**Exercise goal:** Find and copy every line in the records that includes the string "meta".

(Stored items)
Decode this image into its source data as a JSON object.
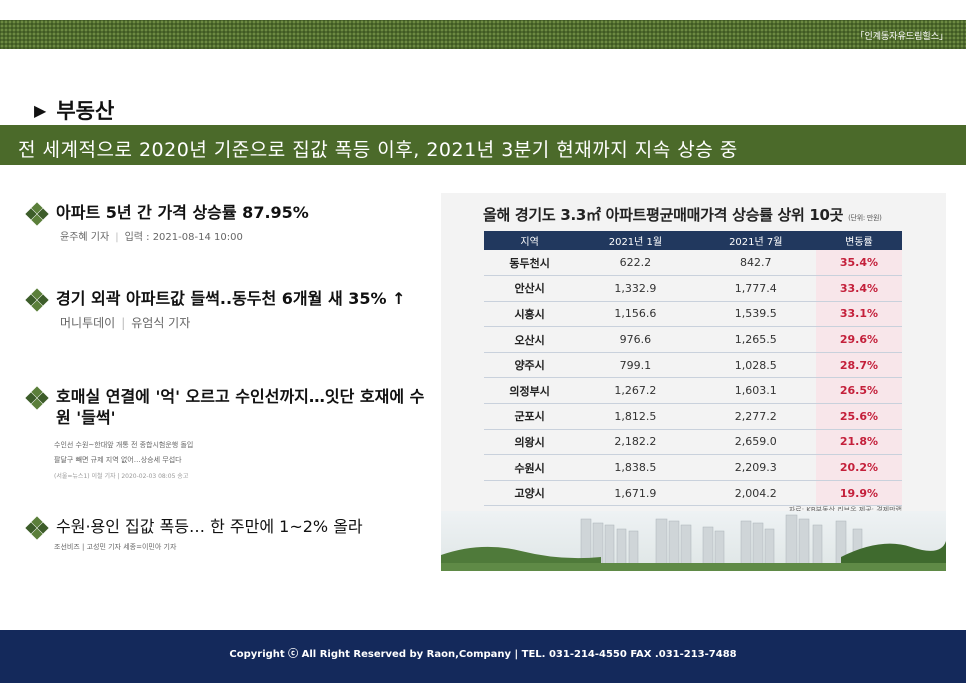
{
  "brand": "「인계동자유드림힐스」",
  "section": {
    "title": "부동산"
  },
  "headline": "전 세계적으로 2020년 기준으로 집값 폭등 이후, 2021년 3분기 현재까지 지속 상승 중",
  "news": [
    {
      "title": "아파트 5년 간 가격 상승률 87.95%",
      "reporter": "윤주혜 기자",
      "date": "입력 : 2021-08-14 10:00"
    },
    {
      "title": "경기 외곽 아파트값 들썩..동두천 6개월 새 35% ↑",
      "source": "머니투데이",
      "reporter": "유엄식 기자"
    },
    {
      "title": "호매실 연결에 '억' 오르고 수인선까지…잇단 호재에 수원 '들썩'",
      "body_line1": "수인선 수원~한대앞 개통 전 종합시험운행 돌입",
      "body_line2": "팔달구 빼면 규제 지역 없어…상승세 무섭다",
      "meta": "(서울=뉴스1) 이철 기자 | 2020-02-03 08:05 송고"
    },
    {
      "title": "수원·용인 집값 폭등… 한 주만에 1~2% 올라",
      "meta": "조선비즈 | 고성민 기자 세종=이민아 기자"
    }
  ],
  "panel": {
    "title": "올해 경기도 3.3㎡ 아파트평균매매가격 상승률 상위 10곳",
    "unit": "(단위: 만원)",
    "headers": [
      "지역",
      "2021년 1월",
      "2021년 7월",
      "변동률"
    ],
    "rows": [
      [
        "동두천시",
        "622.2",
        "842.7",
        "35.4%"
      ],
      [
        "안산시",
        "1,332.9",
        "1,777.4",
        "33.4%"
      ],
      [
        "시흥시",
        "1,156.6",
        "1,539.5",
        "33.1%"
      ],
      [
        "오산시",
        "976.6",
        "1,265.5",
        "29.6%"
      ],
      [
        "양주시",
        "799.1",
        "1,028.5",
        "28.7%"
      ],
      [
        "의정부시",
        "1,267.2",
        "1,603.1",
        "26.5%"
      ],
      [
        "군포시",
        "1,812.5",
        "2,277.2",
        "25.6%"
      ],
      [
        "의왕시",
        "2,182.2",
        "2,659.0",
        "21.8%"
      ],
      [
        "수원시",
        "1,838.5",
        "2,209.3",
        "20.2%"
      ],
      [
        "고양시",
        "1,671.9",
        "2,004.2",
        "19.9%"
      ]
    ],
    "source": "자료: KB부동산 리브온 제공: 경제만랩"
  },
  "footer": "Copyright ⓒ All Right Reserved by Raon,Company |   TEL. 031-214-4550   FAX .031-213-7488",
  "colors": {
    "green": "#4b6a2a",
    "navy": "#14295b",
    "table_header": "#21385e",
    "rate_red": "#c4203b"
  }
}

**Exercise result:**
      "meta": "(서울=뉴스1) 이철 기자 | 2020-02-03 08:05 송고"
      "meta": "조선비즈 | 고성민 기자 세종=이민아 기자"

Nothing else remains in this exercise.